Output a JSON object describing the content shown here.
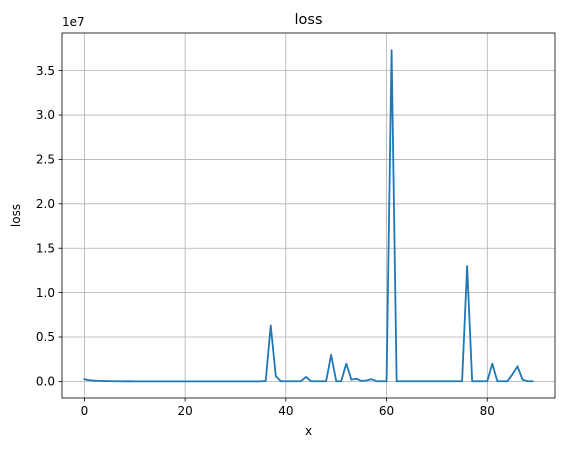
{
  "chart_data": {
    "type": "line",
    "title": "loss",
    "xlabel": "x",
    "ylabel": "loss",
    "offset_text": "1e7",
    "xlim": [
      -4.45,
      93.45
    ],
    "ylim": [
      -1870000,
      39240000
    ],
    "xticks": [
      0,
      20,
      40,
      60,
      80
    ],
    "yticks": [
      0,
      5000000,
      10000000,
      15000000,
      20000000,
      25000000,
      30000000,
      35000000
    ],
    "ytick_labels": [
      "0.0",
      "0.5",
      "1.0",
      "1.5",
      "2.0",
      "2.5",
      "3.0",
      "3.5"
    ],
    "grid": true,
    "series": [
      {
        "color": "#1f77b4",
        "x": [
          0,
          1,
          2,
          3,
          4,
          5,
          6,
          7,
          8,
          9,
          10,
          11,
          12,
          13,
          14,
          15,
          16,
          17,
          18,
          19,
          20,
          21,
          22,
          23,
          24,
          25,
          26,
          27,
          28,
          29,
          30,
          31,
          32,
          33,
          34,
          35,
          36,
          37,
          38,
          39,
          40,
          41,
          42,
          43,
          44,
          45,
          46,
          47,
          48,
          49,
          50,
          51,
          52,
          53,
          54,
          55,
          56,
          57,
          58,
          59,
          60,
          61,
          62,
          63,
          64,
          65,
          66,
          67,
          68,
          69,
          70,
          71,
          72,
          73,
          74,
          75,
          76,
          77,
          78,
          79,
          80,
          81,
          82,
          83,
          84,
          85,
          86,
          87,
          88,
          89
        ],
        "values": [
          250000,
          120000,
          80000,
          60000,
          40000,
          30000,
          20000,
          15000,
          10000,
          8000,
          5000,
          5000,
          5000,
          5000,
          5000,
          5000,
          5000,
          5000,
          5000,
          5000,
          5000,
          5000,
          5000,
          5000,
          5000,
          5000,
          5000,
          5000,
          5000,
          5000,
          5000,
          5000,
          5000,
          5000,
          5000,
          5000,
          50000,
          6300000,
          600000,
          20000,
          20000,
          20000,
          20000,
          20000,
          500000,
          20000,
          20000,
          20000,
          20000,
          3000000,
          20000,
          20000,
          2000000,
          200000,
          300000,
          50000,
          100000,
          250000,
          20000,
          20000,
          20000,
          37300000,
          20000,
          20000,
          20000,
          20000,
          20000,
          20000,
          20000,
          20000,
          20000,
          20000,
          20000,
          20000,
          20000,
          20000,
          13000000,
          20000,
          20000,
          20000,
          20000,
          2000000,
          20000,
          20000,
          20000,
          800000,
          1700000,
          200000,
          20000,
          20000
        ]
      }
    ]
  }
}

_Short problem:_ Every record is to be reproduced exactly, with no pictures included.

_Exercise result:_
Output a JSON object describing the content shown here.
{
  "chart_data": {
    "type": "line",
    "title": "loss",
    "xlabel": "x",
    "ylabel": "loss",
    "offset_text": "1e7",
    "xlim": [
      -4.45,
      93.45
    ],
    "ylim": [
      -1870000,
      39240000
    ],
    "xticks": [
      0,
      20,
      40,
      60,
      80
    ],
    "yticks": [
      0,
      5000000,
      10000000,
      15000000,
      20000000,
      25000000,
      30000000,
      35000000
    ],
    "ytick_labels": [
      "0.0",
      "0.5",
      "1.0",
      "1.5",
      "2.0",
      "2.5",
      "3.0",
      "3.5"
    ],
    "grid": true,
    "series": [
      {
        "color": "#1f77b4",
        "x": [
          0,
          1,
          2,
          3,
          4,
          5,
          6,
          7,
          8,
          9,
          10,
          11,
          12,
          13,
          14,
          15,
          16,
          17,
          18,
          19,
          20,
          21,
          22,
          23,
          24,
          25,
          26,
          27,
          28,
          29,
          30,
          31,
          32,
          33,
          34,
          35,
          36,
          37,
          38,
          39,
          40,
          41,
          42,
          43,
          44,
          45,
          46,
          47,
          48,
          49,
          50,
          51,
          52,
          53,
          54,
          55,
          56,
          57,
          58,
          59,
          60,
          61,
          62,
          63,
          64,
          65,
          66,
          67,
          68,
          69,
          70,
          71,
          72,
          73,
          74,
          75,
          76,
          77,
          78,
          79,
          80,
          81,
          82,
          83,
          84,
          85,
          86,
          87,
          88,
          89
        ],
        "values": [
          250000,
          120000,
          80000,
          60000,
          40000,
          30000,
          20000,
          15000,
          10000,
          8000,
          5000,
          5000,
          5000,
          5000,
          5000,
          5000,
          5000,
          5000,
          5000,
          5000,
          5000,
          5000,
          5000,
          5000,
          5000,
          5000,
          5000,
          5000,
          5000,
          5000,
          5000,
          5000,
          5000,
          5000,
          5000,
          5000,
          50000,
          6300000,
          600000,
          20000,
          20000,
          20000,
          20000,
          20000,
          500000,
          20000,
          20000,
          20000,
          20000,
          3000000,
          20000,
          20000,
          2000000,
          200000,
          300000,
          50000,
          100000,
          250000,
          20000,
          20000,
          20000,
          37300000,
          20000,
          20000,
          20000,
          20000,
          20000,
          20000,
          20000,
          20000,
          20000,
          20000,
          20000,
          20000,
          20000,
          20000,
          13000000,
          20000,
          20000,
          20000,
          20000,
          2000000,
          20000,
          20000,
          20000,
          800000,
          1700000,
          200000,
          20000,
          20000
        ]
      }
    ]
  }
}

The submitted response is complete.